● **DO THIS**: Report only the number of lines in this material that include the string "type".

● **EXTRACTED RECORDS**:

──────

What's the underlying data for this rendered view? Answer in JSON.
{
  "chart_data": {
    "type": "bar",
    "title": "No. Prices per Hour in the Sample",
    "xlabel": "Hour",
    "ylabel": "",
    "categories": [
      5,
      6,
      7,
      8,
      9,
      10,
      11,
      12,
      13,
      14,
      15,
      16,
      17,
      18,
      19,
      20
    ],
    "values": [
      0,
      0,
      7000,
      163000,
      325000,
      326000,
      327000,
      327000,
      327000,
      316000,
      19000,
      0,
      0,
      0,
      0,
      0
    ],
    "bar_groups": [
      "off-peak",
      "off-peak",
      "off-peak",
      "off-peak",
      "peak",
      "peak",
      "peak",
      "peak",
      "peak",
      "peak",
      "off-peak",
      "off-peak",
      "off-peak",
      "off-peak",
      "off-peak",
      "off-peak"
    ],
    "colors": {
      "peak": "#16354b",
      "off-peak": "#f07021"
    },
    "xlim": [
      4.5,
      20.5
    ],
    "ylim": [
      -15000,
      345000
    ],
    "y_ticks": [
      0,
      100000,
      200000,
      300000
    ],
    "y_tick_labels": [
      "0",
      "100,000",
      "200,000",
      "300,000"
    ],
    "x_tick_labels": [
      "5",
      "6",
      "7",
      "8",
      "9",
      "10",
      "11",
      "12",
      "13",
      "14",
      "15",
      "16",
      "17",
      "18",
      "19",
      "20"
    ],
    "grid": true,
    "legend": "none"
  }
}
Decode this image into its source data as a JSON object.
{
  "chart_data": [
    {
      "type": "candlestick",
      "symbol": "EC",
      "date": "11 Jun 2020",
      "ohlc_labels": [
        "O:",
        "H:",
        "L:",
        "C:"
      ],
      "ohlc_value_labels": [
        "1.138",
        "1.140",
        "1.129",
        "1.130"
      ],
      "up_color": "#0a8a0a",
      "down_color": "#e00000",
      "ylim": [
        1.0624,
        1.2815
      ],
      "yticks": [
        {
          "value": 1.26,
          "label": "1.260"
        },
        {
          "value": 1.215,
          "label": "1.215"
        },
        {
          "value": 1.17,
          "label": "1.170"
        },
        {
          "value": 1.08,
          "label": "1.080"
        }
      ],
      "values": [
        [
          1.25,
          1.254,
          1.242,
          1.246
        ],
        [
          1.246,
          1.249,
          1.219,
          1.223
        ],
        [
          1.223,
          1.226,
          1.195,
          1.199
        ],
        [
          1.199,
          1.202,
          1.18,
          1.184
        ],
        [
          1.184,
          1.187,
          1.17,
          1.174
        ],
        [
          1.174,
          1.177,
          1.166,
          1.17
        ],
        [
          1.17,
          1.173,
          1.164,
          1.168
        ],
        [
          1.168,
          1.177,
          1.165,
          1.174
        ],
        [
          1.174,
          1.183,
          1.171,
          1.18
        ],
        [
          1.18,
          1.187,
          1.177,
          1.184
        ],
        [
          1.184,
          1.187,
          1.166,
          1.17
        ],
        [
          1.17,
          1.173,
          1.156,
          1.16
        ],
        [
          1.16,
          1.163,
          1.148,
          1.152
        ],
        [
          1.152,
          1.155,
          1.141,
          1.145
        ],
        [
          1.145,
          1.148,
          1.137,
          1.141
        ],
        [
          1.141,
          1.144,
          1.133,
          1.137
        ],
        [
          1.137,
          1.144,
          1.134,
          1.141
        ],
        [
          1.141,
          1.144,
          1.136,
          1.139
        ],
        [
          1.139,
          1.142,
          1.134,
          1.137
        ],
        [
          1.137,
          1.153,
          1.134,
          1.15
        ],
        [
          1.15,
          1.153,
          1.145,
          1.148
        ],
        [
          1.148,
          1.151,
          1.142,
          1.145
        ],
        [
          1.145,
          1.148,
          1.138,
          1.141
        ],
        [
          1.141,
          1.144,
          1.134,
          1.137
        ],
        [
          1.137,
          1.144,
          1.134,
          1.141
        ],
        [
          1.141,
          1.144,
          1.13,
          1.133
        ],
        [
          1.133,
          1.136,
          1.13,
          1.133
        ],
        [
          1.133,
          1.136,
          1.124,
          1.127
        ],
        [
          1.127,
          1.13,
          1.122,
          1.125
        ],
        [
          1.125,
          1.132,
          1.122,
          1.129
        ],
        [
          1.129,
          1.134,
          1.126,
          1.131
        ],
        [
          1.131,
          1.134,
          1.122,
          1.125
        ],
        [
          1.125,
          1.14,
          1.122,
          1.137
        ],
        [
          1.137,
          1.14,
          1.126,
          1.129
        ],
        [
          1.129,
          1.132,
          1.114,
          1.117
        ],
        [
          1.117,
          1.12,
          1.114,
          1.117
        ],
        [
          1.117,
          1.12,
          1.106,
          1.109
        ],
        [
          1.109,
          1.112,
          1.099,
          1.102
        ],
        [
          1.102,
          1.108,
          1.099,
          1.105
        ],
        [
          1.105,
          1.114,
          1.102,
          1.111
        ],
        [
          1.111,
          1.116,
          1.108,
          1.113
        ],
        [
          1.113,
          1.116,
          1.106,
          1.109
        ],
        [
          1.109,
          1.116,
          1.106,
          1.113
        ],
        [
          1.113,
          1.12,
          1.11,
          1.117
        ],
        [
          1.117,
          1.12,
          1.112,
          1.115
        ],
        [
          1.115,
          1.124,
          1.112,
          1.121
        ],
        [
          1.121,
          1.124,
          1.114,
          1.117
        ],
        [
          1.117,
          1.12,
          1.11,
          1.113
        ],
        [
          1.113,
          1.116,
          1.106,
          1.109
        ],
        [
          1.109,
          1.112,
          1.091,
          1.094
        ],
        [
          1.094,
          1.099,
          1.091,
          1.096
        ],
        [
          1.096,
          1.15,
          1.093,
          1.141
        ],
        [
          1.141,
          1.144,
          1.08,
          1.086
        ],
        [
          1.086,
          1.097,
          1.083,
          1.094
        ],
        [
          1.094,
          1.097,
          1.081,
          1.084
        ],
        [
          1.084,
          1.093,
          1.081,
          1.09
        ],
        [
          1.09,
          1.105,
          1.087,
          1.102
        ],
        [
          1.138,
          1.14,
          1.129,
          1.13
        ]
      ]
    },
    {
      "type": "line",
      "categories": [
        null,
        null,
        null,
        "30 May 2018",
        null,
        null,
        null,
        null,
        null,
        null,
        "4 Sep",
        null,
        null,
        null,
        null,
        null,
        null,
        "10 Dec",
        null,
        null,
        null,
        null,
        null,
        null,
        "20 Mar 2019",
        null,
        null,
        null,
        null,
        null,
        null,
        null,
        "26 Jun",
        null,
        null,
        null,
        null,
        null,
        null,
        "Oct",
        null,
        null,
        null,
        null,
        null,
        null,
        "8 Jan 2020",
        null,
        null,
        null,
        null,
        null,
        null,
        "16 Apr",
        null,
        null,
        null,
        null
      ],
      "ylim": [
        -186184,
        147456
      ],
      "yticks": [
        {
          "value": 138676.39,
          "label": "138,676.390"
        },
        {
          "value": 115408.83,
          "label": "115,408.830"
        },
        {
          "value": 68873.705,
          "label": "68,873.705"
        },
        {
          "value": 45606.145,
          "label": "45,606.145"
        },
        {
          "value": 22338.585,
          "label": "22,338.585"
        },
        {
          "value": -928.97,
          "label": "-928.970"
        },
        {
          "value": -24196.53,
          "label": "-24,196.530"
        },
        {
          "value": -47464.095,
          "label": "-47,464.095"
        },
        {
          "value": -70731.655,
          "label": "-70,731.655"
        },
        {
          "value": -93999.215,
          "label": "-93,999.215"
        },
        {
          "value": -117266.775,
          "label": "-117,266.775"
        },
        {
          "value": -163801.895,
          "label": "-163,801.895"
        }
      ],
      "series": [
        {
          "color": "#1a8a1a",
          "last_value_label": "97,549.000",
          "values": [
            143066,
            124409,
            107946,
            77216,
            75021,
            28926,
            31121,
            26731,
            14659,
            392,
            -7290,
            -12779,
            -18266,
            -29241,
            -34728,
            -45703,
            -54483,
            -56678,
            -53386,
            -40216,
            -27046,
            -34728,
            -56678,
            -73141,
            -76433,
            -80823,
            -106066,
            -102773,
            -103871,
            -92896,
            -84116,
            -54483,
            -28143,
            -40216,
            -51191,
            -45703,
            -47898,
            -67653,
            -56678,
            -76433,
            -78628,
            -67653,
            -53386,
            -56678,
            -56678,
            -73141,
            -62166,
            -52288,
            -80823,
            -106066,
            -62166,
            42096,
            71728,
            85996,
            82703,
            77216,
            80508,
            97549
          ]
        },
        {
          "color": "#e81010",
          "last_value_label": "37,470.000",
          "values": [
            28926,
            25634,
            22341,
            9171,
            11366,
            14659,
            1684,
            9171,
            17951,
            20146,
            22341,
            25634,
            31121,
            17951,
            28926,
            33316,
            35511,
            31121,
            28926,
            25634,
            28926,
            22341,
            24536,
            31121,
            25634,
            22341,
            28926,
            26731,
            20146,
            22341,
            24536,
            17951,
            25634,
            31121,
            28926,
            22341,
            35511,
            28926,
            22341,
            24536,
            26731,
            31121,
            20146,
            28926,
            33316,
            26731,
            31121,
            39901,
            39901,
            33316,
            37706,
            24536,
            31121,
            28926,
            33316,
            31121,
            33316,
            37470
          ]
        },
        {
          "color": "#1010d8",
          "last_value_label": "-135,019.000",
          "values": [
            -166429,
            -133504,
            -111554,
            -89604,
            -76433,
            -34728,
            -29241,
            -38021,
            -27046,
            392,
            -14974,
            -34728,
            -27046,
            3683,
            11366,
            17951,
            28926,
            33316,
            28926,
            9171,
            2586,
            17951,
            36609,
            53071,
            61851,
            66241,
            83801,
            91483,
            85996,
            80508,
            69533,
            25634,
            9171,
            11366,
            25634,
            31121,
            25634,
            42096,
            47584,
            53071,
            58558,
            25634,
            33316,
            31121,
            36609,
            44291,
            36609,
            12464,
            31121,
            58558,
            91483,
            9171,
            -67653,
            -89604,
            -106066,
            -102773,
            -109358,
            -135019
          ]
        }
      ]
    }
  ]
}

──────

● **EXERCISE RESPONSE**: 3